WHAT YOU ARE ASKED TO DO. Sift the material for lines containing "this", and return them.

※ ※ ※

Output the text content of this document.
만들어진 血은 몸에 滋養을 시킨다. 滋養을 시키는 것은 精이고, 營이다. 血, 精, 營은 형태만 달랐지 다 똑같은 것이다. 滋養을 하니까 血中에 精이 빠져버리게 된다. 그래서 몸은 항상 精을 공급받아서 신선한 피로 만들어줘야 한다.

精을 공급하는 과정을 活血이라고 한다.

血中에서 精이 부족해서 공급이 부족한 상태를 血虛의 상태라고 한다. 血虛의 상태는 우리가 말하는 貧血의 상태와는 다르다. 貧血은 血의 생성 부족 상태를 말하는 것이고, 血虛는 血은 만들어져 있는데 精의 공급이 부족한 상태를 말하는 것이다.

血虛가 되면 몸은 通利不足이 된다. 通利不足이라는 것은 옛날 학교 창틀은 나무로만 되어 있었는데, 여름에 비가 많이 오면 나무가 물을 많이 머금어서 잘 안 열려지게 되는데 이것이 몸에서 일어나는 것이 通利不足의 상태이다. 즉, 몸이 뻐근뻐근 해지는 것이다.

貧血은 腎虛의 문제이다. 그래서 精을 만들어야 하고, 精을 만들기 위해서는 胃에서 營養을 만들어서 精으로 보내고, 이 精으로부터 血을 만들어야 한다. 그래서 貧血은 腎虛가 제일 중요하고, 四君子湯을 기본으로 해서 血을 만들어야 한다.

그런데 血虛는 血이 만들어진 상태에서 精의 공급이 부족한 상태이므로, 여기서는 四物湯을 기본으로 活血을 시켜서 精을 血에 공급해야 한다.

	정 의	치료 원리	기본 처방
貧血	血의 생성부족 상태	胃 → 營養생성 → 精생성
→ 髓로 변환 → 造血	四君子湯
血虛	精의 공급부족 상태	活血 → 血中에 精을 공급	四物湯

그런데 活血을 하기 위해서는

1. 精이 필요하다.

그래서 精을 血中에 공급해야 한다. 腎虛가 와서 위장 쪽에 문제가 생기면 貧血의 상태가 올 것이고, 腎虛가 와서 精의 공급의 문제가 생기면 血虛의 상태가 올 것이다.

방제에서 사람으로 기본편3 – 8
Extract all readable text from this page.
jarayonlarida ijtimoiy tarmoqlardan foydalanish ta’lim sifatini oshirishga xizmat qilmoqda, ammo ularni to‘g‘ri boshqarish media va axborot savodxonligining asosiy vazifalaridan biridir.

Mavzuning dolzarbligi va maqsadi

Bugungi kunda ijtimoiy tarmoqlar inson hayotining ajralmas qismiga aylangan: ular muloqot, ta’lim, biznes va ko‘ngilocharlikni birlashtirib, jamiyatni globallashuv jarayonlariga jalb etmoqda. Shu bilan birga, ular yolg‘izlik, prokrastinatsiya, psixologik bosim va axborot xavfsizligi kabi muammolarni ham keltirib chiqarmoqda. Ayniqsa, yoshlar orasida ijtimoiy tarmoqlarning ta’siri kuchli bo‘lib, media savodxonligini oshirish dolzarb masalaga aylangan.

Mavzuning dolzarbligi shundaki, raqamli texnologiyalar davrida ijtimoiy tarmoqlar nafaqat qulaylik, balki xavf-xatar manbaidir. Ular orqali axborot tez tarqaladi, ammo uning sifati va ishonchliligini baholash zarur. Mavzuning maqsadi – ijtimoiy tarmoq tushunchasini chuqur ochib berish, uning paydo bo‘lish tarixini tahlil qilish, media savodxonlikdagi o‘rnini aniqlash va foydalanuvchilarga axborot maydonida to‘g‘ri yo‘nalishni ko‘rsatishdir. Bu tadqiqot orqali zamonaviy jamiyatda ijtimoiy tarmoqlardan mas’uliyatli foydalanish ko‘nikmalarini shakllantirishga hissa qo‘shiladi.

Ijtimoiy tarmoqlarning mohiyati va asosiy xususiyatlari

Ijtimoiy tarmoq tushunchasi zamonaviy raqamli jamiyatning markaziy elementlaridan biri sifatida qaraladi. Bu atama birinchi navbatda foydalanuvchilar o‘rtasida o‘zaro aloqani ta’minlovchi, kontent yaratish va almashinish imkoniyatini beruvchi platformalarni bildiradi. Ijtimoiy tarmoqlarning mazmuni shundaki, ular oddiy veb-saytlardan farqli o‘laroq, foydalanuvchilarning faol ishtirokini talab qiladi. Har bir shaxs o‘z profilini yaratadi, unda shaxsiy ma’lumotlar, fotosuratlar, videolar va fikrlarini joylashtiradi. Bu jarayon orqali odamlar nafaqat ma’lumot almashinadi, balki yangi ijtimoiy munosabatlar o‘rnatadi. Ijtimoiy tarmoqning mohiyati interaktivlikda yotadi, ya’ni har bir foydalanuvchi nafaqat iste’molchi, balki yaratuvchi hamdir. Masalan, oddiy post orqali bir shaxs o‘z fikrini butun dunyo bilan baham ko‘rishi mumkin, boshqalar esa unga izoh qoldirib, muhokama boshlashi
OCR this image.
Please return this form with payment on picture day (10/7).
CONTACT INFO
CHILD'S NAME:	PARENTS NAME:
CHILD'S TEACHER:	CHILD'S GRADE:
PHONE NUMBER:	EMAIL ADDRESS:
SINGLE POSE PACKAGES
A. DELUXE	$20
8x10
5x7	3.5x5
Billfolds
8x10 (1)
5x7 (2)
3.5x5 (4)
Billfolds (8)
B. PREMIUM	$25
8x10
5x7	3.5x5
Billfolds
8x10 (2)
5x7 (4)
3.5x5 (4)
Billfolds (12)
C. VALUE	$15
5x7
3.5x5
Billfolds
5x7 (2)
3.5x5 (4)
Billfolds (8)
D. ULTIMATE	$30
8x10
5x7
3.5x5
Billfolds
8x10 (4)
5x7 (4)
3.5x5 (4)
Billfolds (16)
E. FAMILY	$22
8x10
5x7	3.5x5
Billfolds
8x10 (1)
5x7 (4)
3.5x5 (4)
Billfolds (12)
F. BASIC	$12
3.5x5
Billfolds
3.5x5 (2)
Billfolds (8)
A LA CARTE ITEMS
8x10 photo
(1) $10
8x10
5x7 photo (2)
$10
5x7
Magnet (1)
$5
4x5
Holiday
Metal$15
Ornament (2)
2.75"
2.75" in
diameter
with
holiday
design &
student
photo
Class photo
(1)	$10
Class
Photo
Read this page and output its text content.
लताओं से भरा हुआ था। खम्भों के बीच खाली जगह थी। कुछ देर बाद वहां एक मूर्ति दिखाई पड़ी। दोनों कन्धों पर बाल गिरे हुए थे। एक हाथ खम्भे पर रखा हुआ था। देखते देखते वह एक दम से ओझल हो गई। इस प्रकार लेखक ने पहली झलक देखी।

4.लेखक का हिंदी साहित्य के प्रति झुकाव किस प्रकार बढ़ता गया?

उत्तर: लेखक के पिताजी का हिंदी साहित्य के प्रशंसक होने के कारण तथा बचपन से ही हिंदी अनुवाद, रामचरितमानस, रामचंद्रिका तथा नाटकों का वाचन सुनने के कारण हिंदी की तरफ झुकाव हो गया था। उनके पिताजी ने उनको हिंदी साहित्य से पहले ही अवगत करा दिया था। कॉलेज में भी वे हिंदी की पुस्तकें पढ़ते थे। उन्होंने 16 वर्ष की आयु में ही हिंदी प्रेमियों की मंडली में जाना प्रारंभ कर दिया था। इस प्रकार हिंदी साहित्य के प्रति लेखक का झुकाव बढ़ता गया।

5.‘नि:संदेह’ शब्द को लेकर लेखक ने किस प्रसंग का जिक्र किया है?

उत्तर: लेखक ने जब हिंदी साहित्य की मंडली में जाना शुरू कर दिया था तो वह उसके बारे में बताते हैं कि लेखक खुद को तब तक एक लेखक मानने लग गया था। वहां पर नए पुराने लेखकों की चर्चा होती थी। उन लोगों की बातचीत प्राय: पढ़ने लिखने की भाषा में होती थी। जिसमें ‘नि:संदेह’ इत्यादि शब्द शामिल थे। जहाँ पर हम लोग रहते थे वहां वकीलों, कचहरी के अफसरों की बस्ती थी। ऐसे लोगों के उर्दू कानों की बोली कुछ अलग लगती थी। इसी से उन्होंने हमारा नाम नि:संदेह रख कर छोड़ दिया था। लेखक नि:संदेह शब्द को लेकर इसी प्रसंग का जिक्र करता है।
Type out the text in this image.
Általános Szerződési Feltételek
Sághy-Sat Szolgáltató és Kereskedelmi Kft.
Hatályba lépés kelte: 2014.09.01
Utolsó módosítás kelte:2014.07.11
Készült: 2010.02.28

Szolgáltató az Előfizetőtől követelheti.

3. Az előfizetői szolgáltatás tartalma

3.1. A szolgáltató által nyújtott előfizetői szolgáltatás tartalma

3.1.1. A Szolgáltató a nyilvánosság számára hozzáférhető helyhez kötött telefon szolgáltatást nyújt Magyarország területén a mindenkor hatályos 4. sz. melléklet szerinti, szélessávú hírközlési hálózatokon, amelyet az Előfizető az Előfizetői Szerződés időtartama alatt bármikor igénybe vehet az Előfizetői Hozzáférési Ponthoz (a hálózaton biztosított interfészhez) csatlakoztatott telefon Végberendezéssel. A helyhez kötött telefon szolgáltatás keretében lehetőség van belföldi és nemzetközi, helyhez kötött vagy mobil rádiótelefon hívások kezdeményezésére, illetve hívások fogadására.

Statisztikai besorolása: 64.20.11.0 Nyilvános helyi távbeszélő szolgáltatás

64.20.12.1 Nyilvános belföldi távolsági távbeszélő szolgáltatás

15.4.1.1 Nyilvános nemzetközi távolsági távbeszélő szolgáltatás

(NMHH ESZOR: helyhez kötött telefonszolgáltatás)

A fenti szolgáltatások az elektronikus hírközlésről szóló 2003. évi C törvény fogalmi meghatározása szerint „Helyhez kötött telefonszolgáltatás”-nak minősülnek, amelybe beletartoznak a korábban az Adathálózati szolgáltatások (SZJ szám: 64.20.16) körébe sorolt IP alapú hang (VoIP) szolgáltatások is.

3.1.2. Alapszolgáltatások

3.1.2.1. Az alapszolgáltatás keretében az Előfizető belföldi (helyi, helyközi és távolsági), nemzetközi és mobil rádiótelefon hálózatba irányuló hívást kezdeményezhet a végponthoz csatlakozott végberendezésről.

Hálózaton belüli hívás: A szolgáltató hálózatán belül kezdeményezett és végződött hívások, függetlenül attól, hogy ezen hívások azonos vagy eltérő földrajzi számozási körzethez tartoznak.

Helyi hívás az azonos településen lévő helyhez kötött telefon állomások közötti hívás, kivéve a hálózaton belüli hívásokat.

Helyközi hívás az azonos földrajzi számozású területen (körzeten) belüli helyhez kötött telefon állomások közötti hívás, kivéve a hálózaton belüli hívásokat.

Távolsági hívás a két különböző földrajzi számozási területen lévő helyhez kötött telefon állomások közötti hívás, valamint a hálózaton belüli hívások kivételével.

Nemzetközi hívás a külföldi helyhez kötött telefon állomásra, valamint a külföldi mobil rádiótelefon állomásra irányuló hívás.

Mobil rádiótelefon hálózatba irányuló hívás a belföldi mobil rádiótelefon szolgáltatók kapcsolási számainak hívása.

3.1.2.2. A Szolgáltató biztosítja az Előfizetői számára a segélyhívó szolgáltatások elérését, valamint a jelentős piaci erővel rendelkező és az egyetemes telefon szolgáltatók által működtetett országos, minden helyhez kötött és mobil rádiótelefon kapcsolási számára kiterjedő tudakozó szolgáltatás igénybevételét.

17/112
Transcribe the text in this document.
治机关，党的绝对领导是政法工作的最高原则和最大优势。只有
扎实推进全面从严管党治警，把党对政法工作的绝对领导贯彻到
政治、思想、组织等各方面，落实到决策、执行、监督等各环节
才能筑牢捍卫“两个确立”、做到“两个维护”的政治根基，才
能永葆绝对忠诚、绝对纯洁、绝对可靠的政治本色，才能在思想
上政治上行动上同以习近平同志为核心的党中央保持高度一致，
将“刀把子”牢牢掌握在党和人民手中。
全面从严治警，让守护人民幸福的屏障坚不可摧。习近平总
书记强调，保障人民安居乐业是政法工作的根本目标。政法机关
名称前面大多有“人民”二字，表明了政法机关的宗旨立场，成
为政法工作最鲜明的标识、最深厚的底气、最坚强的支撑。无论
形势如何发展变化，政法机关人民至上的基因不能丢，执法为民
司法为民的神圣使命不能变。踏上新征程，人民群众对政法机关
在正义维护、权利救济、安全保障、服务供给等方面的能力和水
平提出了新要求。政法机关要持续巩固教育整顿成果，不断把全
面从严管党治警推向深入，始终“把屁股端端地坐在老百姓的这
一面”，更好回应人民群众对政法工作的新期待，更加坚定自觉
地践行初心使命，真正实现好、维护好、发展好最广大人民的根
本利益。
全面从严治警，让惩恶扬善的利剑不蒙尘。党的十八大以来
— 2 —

※ ※ ※

WRITTEN SOLUTION.
Output the text content of this document.
Extract all readable text from this page.
OCR this image.
Please return this form with payment on picture day (10/7).
Read this page and output its text content.
Type out the text in this image.
Transcribe the text in this document.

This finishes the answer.